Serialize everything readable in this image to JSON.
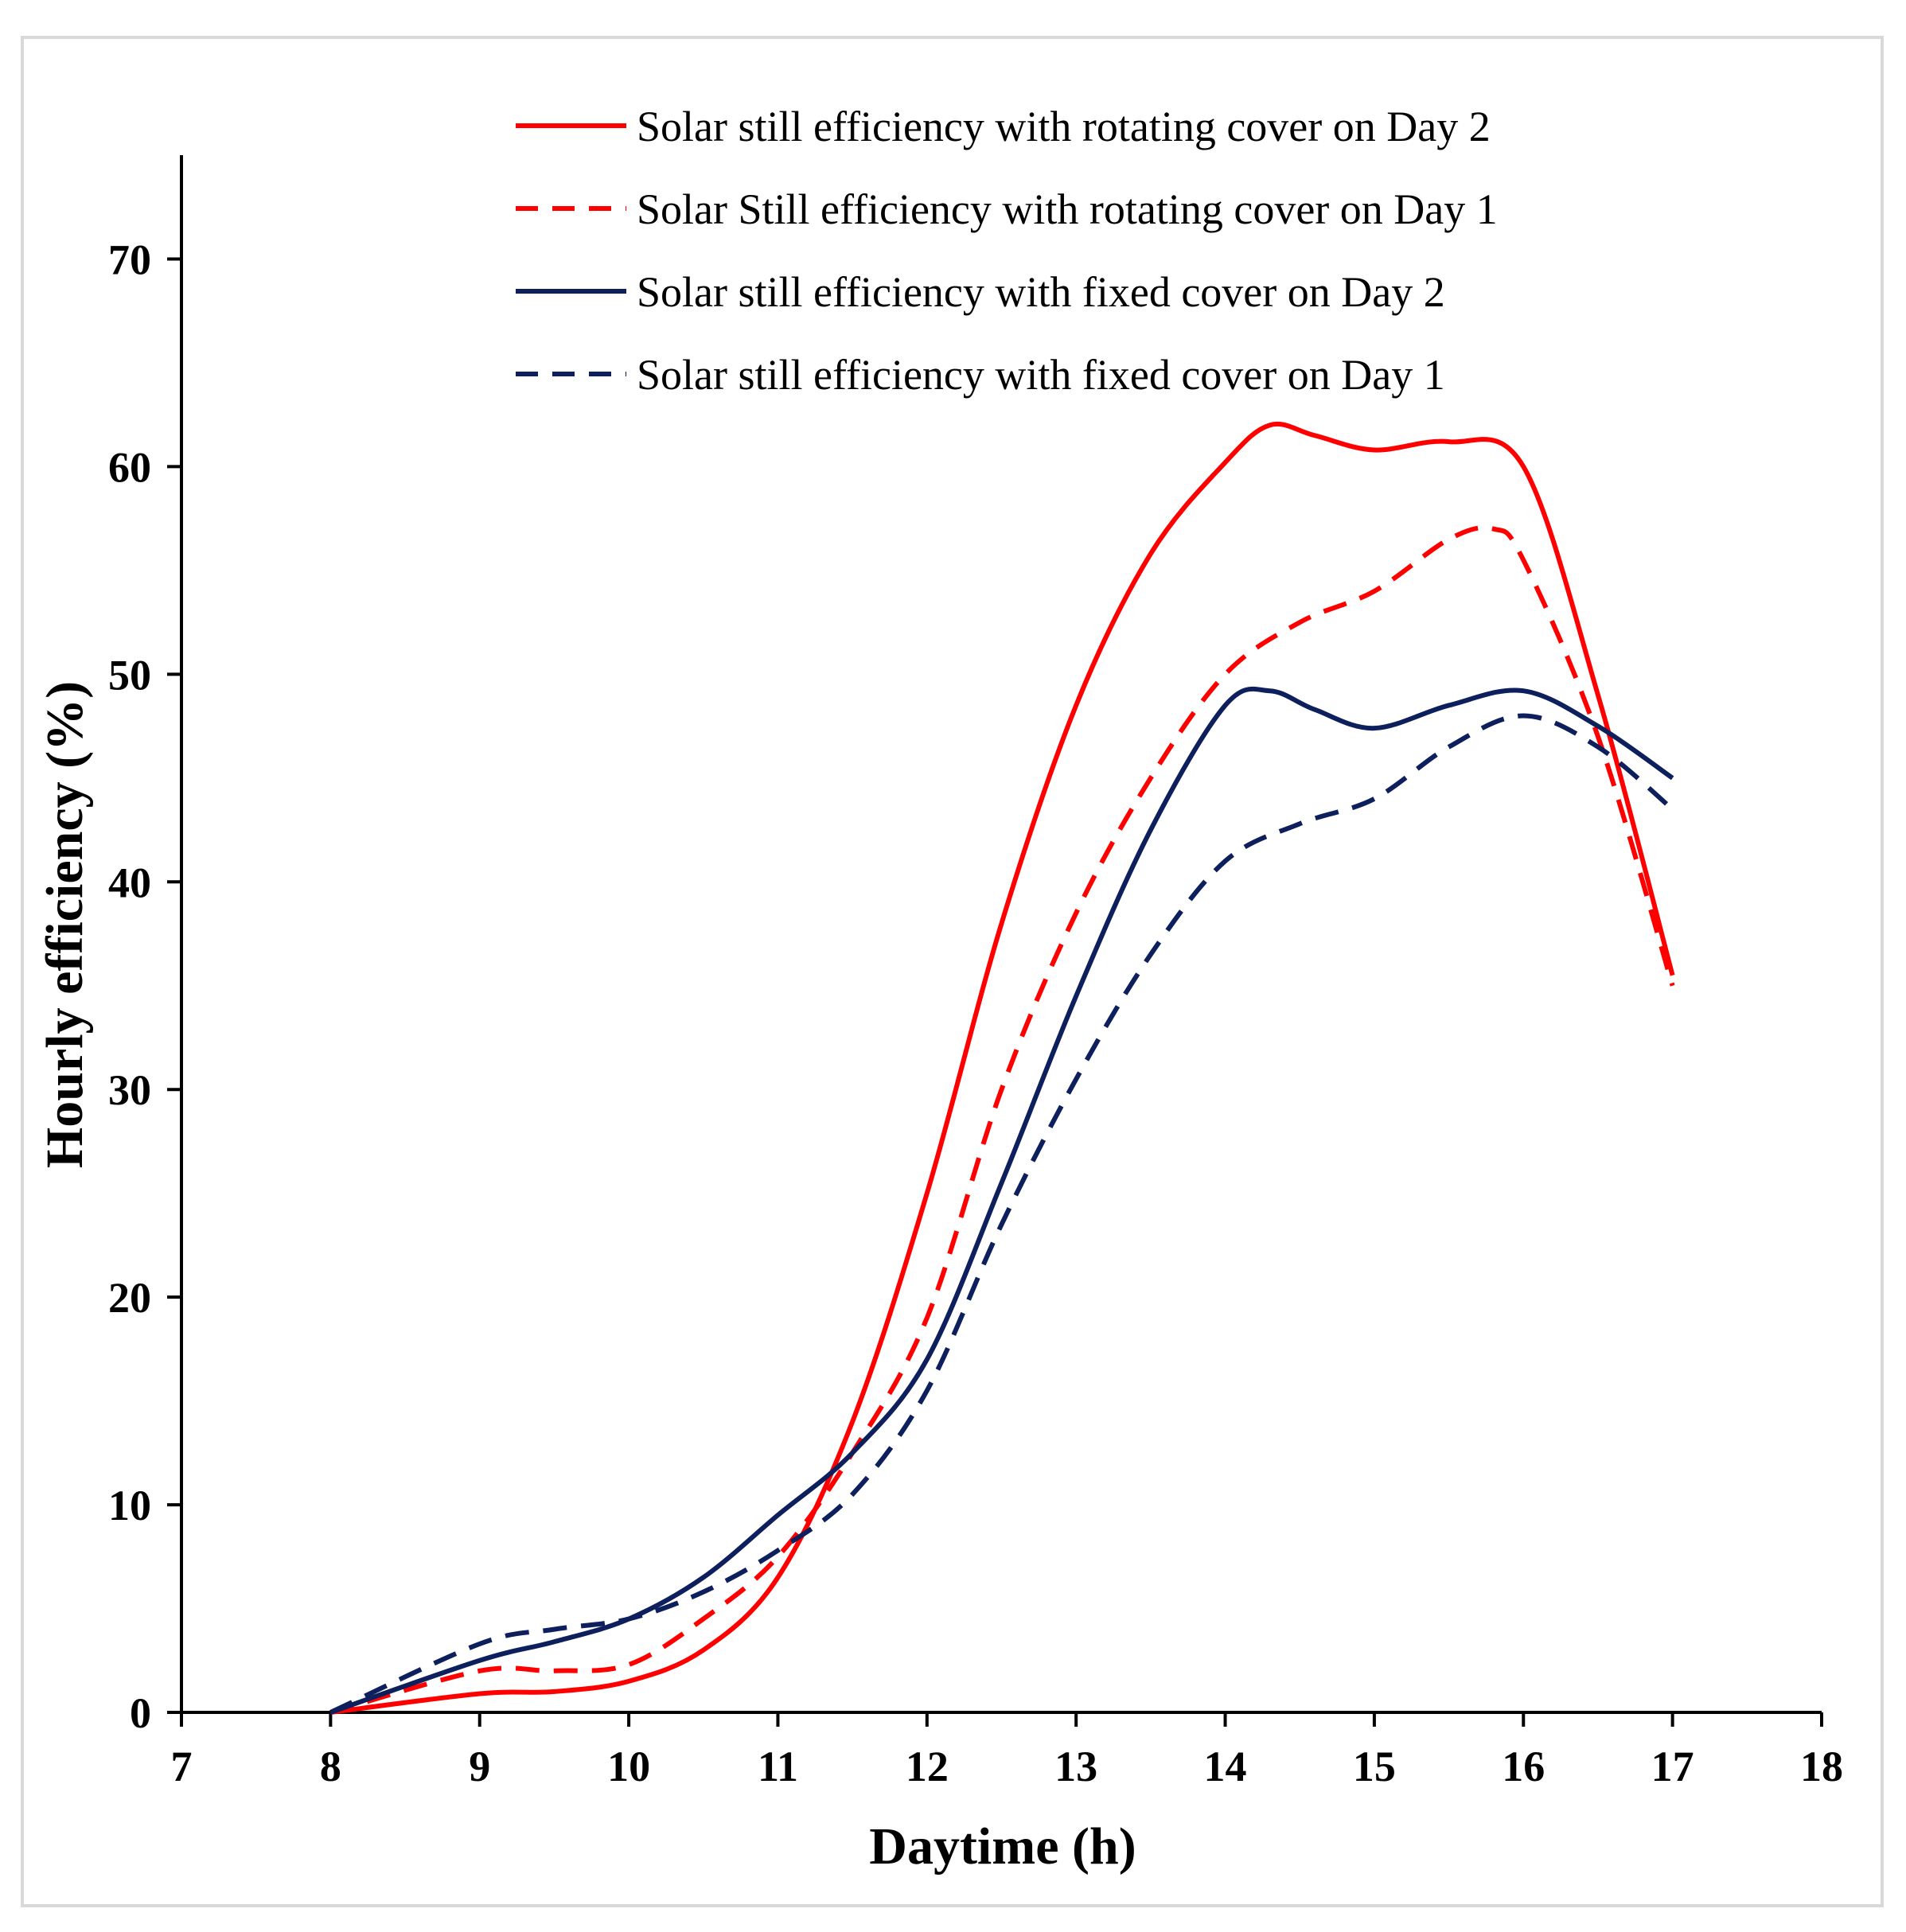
{
  "chart_data": {
    "type": "line",
    "title": "",
    "xlabel": "Daytime (h)",
    "ylabel": "Hourly efficiency (%)",
    "xlim": [
      7,
      18
    ],
    "ylim": [
      0,
      75
    ],
    "xticks": [
      "7",
      "8",
      "9",
      "10",
      "11",
      "12",
      "13",
      "14",
      "15",
      "16",
      "17",
      "18"
    ],
    "yticks": [
      "0",
      "10",
      "20",
      "30",
      "40",
      "50",
      "60",
      "70"
    ],
    "grid": false,
    "legend_position": "top",
    "series": [
      {
        "name": "Solar still efficiency with rotating cover on Day 2",
        "color": "#ff0000",
        "style": "solid",
        "x": [
          8,
          9,
          9.5,
          10,
          10.5,
          11,
          11.5,
          12,
          12.5,
          13,
          13.5,
          14,
          14.3,
          14.6,
          15,
          15.5,
          16,
          16.5,
          17
        ],
        "y": [
          0,
          0.9,
          1.0,
          1.5,
          3.0,
          6.5,
          14.0,
          25.0,
          38.0,
          48.5,
          55.8,
          60.2,
          62.0,
          61.5,
          60.8,
          61.2,
          60.0,
          49.0,
          35.5
        ]
      },
      {
        "name": "Solar Still efficiency with rotating cover on Day 1",
        "color": "#ff0000",
        "style": "dashed",
        "x": [
          8,
          9,
          9.5,
          10,
          10.5,
          11,
          11.5,
          12,
          12.5,
          13,
          13.5,
          14,
          14.5,
          15,
          15.5,
          15.8,
          16,
          16.5,
          17
        ],
        "y": [
          0,
          2.0,
          2.0,
          2.3,
          4.5,
          7.5,
          12.5,
          19.0,
          30.0,
          38.5,
          45.0,
          50.0,
          52.5,
          54.0,
          56.5,
          57.0,
          55.5,
          47.0,
          35.0
        ]
      },
      {
        "name": "Solar still efficiency with fixed cover on Day 2",
        "color": "#0d1f5c",
        "style": "solid",
        "x": [
          8,
          9,
          9.5,
          10,
          10.5,
          11,
          11.5,
          12,
          12.5,
          13,
          13.5,
          14,
          14.3,
          14.6,
          15,
          15.5,
          16,
          16.5,
          17
        ],
        "y": [
          0,
          2.5,
          3.4,
          4.5,
          6.5,
          9.5,
          12.5,
          17.0,
          25.5,
          34.5,
          42.5,
          48.5,
          49.2,
          48.3,
          47.4,
          48.5,
          49.2,
          47.5,
          45.0
        ]
      },
      {
        "name": "Solar still efficiency with fixed cover on Day 1",
        "color": "#0d1f5c",
        "style": "dashed",
        "x": [
          8,
          9,
          9.5,
          10,
          10.5,
          11,
          11.5,
          12,
          12.5,
          13,
          13.5,
          14,
          14.5,
          15,
          15.5,
          16,
          16.5,
          17
        ],
        "y": [
          0,
          3.3,
          4.0,
          4.5,
          5.8,
          7.8,
          10.5,
          15.5,
          23.5,
          30.5,
          36.5,
          41.0,
          42.8,
          44.0,
          46.5,
          48.0,
          46.5,
          43.5
        ]
      }
    ]
  }
}
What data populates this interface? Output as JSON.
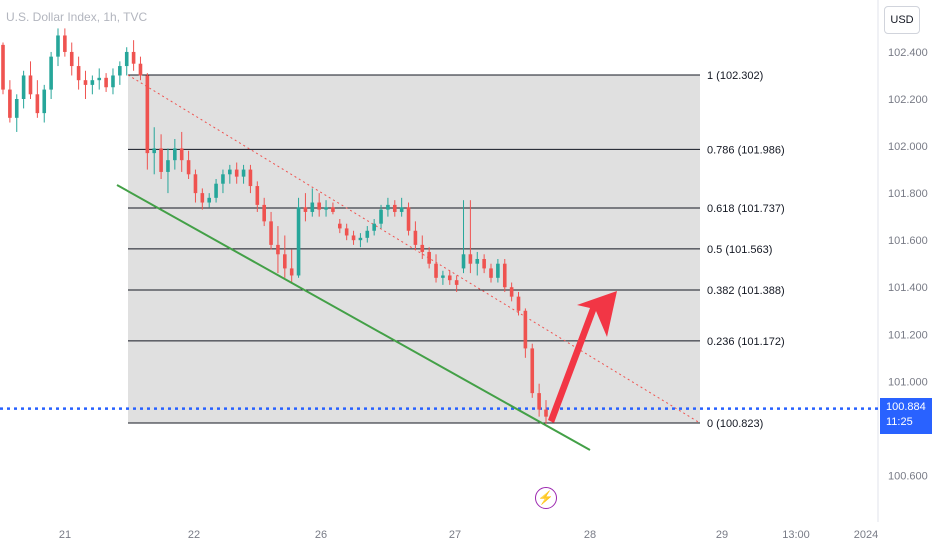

### Task requirements
Images do not belong in the copy; reproduce all other parts of the records above verbatim.

### Answer in full
Serialize everything readable in this image to JSON.
{
  "chart_data": {
    "type": "line",
    "title": "",
    "xlabel": "Daytime (h)",
    "ylabel": "Hourly efficiency (%)",
    "xlim": [
      7,
      18
    ],
    "ylim": [
      0,
      75
    ],
    "xticks": [
      "7",
      "8",
      "9",
      "10",
      "11",
      "12",
      "13",
      "14",
      "15",
      "16",
      "17",
      "18"
    ],
    "yticks": [
      "0",
      "10",
      "20",
      "30",
      "40",
      "50",
      "60",
      "70"
    ],
    "grid": false,
    "legend_position": "top",
    "series": [
      {
        "name": "Solar still efficiency with rotating cover on Day 2",
        "color": "#ff0000",
        "style": "solid",
        "x": [
          8,
          9,
          9.5,
          10,
          10.5,
          11,
          11.5,
          12,
          12.5,
          13,
          13.5,
          14,
          14.3,
          14.6,
          15,
          15.5,
          16,
          16.5,
          17
        ],
        "y": [
          0,
          0.9,
          1.0,
          1.5,
          3.0,
          6.5,
          14.0,
          25.0,
          38.0,
          48.5,
          55.8,
          60.2,
          62.0,
          61.5,
          60.8,
          61.2,
          60.0,
          49.0,
          35.5
        ]
      },
      {
        "name": "Solar Still efficiency with rotating cover on Day 1",
        "color": "#ff0000",
        "style": "dashed",
        "x": [
          8,
          9,
          9.5,
          10,
          10.5,
          11,
          11.5,
          12,
          12.5,
          13,
          13.5,
          14,
          14.5,
          15,
          15.5,
          15.8,
          16,
          16.5,
          17
        ],
        "y": [
          0,
          2.0,
          2.0,
          2.3,
          4.5,
          7.5,
          12.5,
          19.0,
          30.0,
          38.5,
          45.0,
          50.0,
          52.5,
          54.0,
          56.5,
          57.0,
          55.5,
          47.0,
          35.0
        ]
      },
      {
        "name": "Solar still efficiency with fixed cover on Day 2",
        "color": "#0d1f5c",
        "style": "solid",
        "x": [
          8,
          9,
          9.5,
          10,
          10.5,
          11,
          11.5,
          12,
          12.5,
          13,
          13.5,
          14,
          14.3,
          14.6,
          15,
          15.5,
          16,
          16.5,
          17
        ],
        "y": [
          0,
          2.5,
          3.4,
          4.5,
          6.5,
          9.5,
          12.5,
          17.0,
          25.5,
          34.5,
          42.5,
          48.5,
          49.2,
          48.3,
          47.4,
          48.5,
          49.2,
          47.5,
          45.0
        ]
      },
      {
        "name": "Solar still efficiency with fixed cover on Day 1",
        "color": "#0d1f5c",
        "style": "dashed",
        "x": [
          8,
          9,
          9.5,
          10,
          10.5,
          11,
          11.5,
          12,
          12.5,
          13,
          13.5,
          14,
          14.5,
          15,
          15.5,
          16,
          16.5,
          17
        ],
        "y": [
          0,
          3.3,
          4.0,
          4.5,
          5.8,
          7.8,
          10.5,
          15.5,
          23.5,
          30.5,
          36.5,
          41.0,
          42.8,
          44.0,
          46.5,
          48.0,
          46.5,
          43.5
        ]
      }
    ]
  }
}
What data populates this interface? Output as JSON.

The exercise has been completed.